## Begin Exercise input
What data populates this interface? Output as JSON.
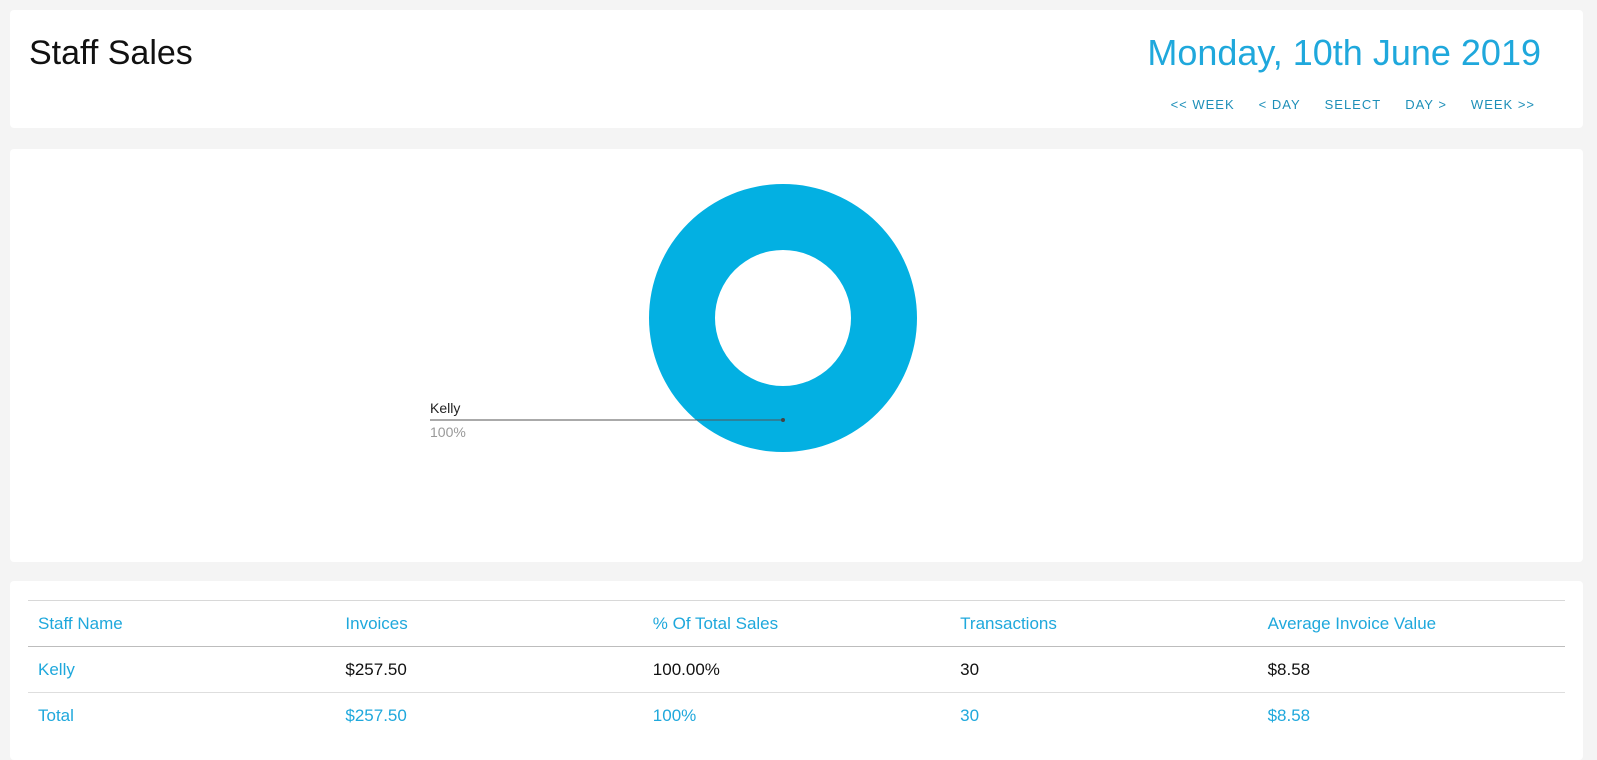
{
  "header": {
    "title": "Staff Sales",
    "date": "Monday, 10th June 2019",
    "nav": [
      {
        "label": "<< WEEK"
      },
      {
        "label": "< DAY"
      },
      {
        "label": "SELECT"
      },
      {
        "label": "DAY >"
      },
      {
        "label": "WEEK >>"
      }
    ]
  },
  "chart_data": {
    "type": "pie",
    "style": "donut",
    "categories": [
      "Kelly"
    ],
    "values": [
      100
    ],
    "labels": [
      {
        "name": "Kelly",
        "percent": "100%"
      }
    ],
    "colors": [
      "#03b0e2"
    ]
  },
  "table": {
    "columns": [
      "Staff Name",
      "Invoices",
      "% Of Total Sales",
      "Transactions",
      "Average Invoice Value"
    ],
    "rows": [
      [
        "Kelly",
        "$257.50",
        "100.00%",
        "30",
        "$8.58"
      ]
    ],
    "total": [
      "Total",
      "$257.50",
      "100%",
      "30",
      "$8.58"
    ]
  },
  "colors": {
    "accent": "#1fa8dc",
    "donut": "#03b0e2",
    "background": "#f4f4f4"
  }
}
## End Exercise input
*Brief*. Set down the complete material exactly, but do not include the images.

*Expected answer*.
What data populates this interface? Output as JSON.
{
  "header": {
    "title": "Staff Sales",
    "date": "Monday, 10th June 2019",
    "nav": [
      {
        "label": "<< WEEK"
      },
      {
        "label": "< DAY"
      },
      {
        "label": "SELECT"
      },
      {
        "label": "DAY >"
      },
      {
        "label": "WEEK >>"
      }
    ]
  },
  "chart_data": {
    "type": "pie",
    "style": "donut",
    "categories": [
      "Kelly"
    ],
    "values": [
      100
    ],
    "labels": [
      {
        "name": "Kelly",
        "percent": "100%"
      }
    ],
    "colors": [
      "#03b0e2"
    ]
  },
  "table": {
    "columns": [
      "Staff Name",
      "Invoices",
      "% Of Total Sales",
      "Transactions",
      "Average Invoice Value"
    ],
    "rows": [
      [
        "Kelly",
        "$257.50",
        "100.00%",
        "30",
        "$8.58"
      ]
    ],
    "total": [
      "Total",
      "$257.50",
      "100%",
      "30",
      "$8.58"
    ]
  },
  "colors": {
    "accent": "#1fa8dc",
    "donut": "#03b0e2",
    "background": "#f4f4f4"
  }
}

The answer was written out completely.